→ **Dataset excerpt**:
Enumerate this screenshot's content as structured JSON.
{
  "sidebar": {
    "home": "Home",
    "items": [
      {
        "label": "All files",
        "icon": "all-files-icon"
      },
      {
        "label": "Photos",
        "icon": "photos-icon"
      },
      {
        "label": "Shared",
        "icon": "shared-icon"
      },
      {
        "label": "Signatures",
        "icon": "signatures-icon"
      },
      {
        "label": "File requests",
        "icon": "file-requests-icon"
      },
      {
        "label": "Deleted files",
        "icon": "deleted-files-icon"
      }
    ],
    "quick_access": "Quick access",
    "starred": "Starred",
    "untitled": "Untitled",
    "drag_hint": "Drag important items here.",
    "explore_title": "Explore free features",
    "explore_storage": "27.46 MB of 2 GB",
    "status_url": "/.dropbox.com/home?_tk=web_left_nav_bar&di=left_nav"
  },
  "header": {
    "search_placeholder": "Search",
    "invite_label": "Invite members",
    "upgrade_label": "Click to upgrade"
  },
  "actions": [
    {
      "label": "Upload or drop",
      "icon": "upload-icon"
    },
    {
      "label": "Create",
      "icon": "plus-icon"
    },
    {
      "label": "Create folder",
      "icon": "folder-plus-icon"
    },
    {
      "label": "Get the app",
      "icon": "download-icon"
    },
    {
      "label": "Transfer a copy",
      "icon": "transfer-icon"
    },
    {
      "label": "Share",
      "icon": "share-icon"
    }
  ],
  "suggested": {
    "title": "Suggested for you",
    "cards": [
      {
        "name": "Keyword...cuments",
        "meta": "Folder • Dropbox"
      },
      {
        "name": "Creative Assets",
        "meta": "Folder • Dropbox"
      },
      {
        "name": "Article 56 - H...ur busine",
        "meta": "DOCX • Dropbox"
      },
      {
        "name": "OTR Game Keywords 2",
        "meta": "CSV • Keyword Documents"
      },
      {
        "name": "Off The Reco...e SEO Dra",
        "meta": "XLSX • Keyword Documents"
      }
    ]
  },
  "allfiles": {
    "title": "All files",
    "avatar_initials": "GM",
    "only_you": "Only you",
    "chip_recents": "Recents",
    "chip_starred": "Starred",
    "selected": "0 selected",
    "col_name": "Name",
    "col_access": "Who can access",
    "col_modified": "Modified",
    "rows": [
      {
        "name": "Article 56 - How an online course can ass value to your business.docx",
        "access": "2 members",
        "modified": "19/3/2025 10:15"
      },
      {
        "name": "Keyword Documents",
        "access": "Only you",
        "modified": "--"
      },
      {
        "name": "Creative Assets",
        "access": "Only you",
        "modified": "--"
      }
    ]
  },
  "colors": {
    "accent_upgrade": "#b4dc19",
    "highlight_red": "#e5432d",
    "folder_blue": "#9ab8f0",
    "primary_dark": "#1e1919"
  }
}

→ **Required task**: Identify and extract each line of the listing that contains "Documents".

→ **Problem solution**:
        "meta": "CSV • Keyword Documents"
        "meta": "XLSX • Keyword Documents"
        "name": "Keyword Documents",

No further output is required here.